TO DO: Here are some records; copy every line that holds the word "seconds".

Stored data
+-------+

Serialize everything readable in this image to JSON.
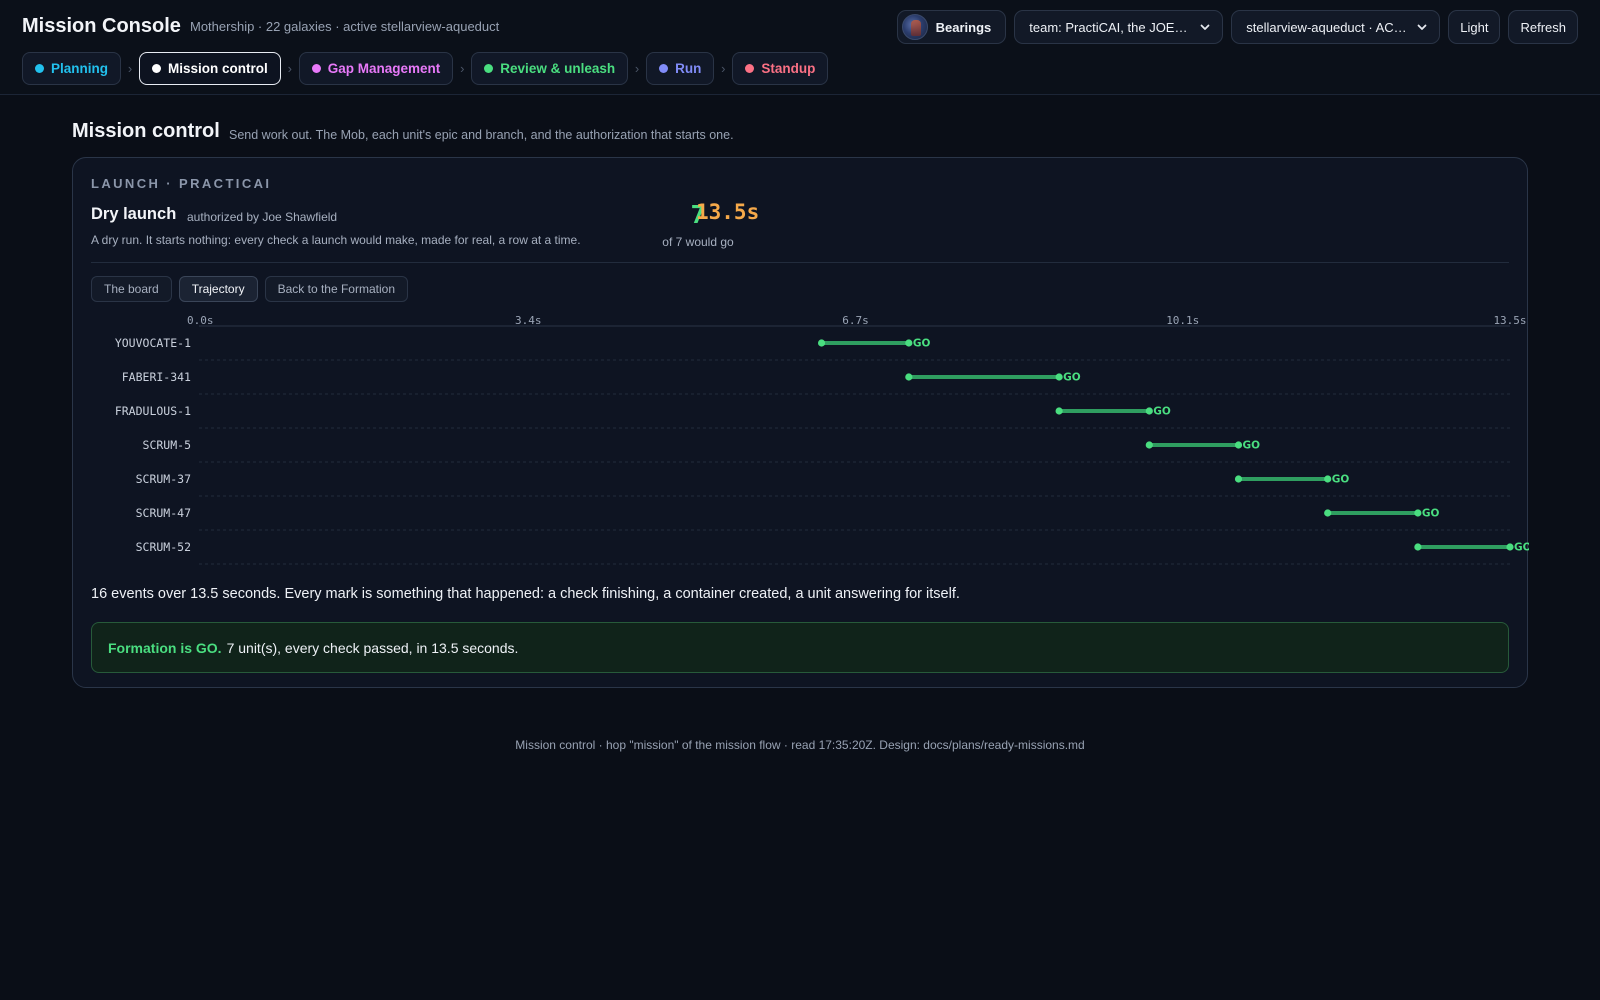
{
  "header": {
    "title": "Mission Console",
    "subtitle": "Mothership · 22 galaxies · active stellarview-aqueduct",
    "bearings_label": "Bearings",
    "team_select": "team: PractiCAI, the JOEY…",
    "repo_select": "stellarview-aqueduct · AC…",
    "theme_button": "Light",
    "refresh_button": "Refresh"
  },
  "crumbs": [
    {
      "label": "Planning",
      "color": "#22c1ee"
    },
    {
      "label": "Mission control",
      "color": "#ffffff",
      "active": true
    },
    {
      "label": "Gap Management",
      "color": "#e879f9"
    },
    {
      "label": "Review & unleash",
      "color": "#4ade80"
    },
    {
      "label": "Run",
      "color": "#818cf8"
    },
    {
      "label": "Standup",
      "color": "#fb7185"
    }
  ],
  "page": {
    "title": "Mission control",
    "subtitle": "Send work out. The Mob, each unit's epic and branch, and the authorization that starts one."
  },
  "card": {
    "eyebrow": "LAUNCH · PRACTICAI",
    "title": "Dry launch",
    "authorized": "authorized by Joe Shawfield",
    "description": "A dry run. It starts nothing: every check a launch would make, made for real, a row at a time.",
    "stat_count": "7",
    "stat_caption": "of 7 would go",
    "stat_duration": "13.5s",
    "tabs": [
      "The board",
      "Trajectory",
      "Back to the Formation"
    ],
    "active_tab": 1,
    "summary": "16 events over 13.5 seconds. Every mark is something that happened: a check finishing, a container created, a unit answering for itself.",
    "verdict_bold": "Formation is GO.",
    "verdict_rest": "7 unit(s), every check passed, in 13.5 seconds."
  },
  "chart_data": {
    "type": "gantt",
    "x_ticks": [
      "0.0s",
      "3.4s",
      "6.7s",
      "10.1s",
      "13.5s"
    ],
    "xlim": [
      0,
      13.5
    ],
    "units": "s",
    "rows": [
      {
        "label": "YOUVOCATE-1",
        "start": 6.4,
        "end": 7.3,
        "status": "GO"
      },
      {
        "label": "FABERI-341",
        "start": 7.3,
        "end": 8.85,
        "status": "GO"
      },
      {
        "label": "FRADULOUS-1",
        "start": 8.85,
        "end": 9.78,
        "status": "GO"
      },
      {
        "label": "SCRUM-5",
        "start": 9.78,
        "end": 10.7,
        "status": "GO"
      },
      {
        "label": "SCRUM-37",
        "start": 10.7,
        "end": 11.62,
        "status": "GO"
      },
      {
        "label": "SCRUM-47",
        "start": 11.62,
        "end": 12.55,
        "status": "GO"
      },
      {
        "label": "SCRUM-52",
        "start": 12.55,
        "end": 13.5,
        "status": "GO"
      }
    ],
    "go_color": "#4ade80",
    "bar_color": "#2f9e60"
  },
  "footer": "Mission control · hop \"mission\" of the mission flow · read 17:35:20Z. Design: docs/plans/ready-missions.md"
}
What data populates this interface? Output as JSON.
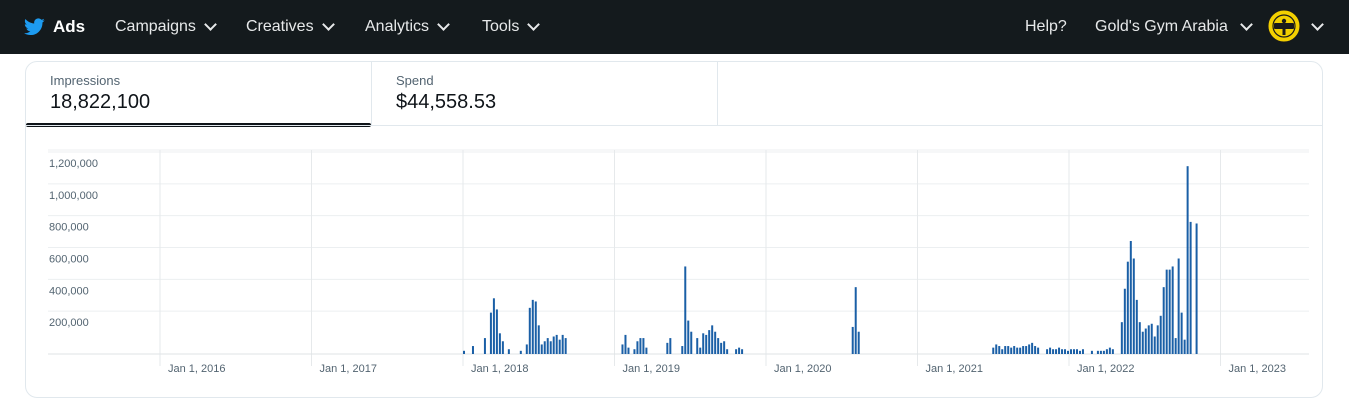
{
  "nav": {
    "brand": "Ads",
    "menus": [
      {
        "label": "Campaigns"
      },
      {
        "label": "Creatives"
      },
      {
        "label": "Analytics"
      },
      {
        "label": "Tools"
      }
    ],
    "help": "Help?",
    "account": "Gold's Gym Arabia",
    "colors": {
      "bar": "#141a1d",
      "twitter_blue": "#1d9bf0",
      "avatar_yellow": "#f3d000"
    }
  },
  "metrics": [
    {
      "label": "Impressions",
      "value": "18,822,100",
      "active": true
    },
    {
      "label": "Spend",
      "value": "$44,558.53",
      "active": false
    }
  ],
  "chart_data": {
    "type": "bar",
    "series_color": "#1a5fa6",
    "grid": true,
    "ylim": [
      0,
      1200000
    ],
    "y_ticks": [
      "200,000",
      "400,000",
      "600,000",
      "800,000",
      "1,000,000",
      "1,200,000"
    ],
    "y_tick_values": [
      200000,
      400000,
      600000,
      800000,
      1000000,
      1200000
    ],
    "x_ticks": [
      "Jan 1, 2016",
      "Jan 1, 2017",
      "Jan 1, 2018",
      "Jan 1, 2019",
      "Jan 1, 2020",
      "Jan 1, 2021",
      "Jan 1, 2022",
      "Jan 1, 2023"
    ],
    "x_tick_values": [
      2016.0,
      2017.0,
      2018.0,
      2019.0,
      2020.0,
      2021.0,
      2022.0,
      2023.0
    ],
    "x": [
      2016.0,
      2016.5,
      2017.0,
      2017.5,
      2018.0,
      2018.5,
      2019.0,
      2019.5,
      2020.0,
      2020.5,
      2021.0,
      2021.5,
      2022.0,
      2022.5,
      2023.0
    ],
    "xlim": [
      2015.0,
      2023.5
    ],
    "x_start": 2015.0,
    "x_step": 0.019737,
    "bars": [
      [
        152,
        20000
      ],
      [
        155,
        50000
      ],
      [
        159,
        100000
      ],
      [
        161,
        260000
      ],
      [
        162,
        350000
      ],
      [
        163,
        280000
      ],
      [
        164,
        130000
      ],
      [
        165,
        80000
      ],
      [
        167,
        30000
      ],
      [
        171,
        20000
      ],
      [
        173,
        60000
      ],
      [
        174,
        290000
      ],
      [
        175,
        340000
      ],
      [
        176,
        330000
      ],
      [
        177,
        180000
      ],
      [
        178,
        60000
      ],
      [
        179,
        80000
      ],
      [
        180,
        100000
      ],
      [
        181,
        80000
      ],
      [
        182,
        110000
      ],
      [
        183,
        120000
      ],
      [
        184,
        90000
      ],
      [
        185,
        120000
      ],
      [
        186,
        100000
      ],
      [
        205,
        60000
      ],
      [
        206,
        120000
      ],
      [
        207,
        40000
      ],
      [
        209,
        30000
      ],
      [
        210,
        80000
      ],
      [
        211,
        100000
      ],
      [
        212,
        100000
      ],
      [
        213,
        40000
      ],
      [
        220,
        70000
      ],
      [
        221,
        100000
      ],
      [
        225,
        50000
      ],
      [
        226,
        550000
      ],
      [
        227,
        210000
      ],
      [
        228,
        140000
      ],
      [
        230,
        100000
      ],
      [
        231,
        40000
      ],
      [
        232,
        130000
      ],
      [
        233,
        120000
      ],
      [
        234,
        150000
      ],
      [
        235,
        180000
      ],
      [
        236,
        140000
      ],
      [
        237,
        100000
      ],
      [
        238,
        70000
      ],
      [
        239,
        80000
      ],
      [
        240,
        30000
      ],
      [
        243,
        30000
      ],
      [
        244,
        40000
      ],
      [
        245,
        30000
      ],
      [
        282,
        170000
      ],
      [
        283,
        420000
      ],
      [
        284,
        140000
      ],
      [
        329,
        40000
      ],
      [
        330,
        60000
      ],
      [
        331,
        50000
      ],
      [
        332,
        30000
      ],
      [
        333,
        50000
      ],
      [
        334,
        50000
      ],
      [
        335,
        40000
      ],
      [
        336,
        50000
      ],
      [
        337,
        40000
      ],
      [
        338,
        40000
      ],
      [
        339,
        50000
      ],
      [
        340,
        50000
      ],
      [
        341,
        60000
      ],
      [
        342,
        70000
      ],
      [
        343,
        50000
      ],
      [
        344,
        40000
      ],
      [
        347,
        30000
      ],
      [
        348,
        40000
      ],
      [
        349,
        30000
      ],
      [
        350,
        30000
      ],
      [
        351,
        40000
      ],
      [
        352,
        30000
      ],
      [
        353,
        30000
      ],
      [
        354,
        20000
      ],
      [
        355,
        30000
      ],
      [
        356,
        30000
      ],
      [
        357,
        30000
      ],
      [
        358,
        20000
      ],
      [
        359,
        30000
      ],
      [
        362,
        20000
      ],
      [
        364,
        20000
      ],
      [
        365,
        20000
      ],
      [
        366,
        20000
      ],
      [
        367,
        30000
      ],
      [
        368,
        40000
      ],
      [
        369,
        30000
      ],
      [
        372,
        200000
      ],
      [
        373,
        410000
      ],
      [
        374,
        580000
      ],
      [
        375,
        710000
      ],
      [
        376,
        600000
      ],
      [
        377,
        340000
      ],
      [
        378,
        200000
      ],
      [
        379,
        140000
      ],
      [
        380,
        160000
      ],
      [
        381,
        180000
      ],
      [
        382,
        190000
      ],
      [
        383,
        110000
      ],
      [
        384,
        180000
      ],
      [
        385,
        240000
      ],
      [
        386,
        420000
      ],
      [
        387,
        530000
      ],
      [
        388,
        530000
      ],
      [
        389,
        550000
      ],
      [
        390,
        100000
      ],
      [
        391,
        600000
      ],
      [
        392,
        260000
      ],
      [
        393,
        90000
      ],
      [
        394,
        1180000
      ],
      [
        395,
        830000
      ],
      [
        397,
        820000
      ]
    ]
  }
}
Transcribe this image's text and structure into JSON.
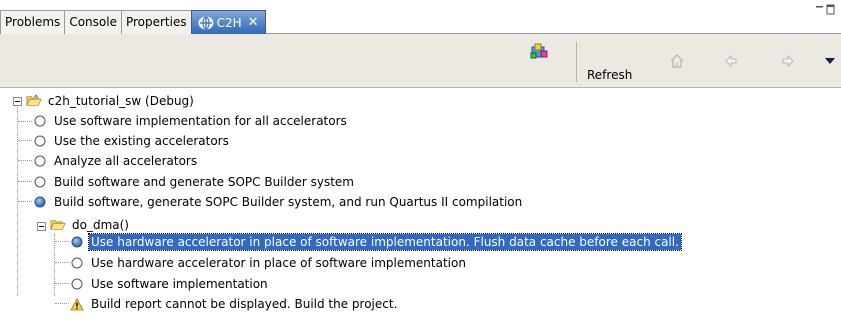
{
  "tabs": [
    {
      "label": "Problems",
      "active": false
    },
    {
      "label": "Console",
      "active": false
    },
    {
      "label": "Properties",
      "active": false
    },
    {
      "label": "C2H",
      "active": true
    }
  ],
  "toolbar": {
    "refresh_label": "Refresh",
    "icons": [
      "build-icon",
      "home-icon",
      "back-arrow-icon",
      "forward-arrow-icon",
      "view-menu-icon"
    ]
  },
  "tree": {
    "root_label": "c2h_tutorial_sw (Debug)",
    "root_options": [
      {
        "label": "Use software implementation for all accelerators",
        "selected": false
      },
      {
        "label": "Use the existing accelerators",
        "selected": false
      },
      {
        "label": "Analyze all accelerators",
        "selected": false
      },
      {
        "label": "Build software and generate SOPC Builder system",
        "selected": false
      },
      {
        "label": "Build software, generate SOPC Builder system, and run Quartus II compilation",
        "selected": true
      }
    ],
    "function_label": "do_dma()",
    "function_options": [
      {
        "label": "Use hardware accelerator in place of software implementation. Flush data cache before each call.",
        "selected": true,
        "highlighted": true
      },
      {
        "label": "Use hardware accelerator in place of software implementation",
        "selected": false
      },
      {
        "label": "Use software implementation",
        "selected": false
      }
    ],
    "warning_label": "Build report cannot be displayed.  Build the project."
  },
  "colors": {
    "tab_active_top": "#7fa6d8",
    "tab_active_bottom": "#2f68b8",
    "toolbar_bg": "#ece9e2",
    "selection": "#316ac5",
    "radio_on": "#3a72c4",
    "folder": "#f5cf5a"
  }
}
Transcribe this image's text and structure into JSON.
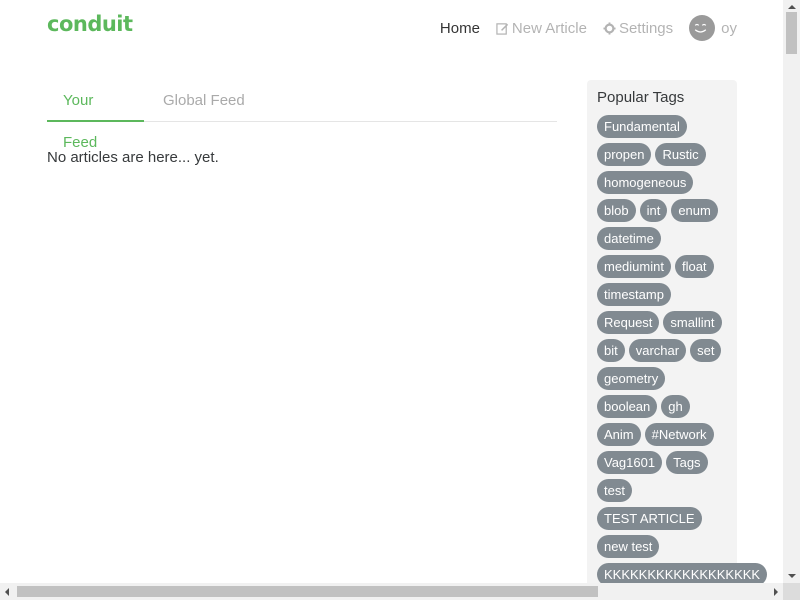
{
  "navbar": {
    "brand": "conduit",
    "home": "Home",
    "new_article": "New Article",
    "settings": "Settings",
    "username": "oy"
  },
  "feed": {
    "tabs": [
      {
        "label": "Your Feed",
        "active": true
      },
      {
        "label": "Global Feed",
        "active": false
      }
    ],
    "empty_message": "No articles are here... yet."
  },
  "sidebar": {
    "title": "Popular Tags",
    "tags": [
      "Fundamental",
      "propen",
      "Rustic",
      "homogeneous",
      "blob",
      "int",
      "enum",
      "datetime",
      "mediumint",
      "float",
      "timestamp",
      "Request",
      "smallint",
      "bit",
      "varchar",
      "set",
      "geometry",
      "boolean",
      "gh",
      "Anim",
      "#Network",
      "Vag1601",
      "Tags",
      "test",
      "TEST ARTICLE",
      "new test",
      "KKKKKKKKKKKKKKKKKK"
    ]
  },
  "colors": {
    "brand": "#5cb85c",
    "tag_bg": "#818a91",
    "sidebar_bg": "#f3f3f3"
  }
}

+-------+

TASK ANSWER:
    "summary": "16 events over 13.5 seconds. Every mark is something that happened: a check finishing, a container created, a unit answering for itself.",
    "verdict_rest": "7 unit(s), every check passed, in 13.5 seconds."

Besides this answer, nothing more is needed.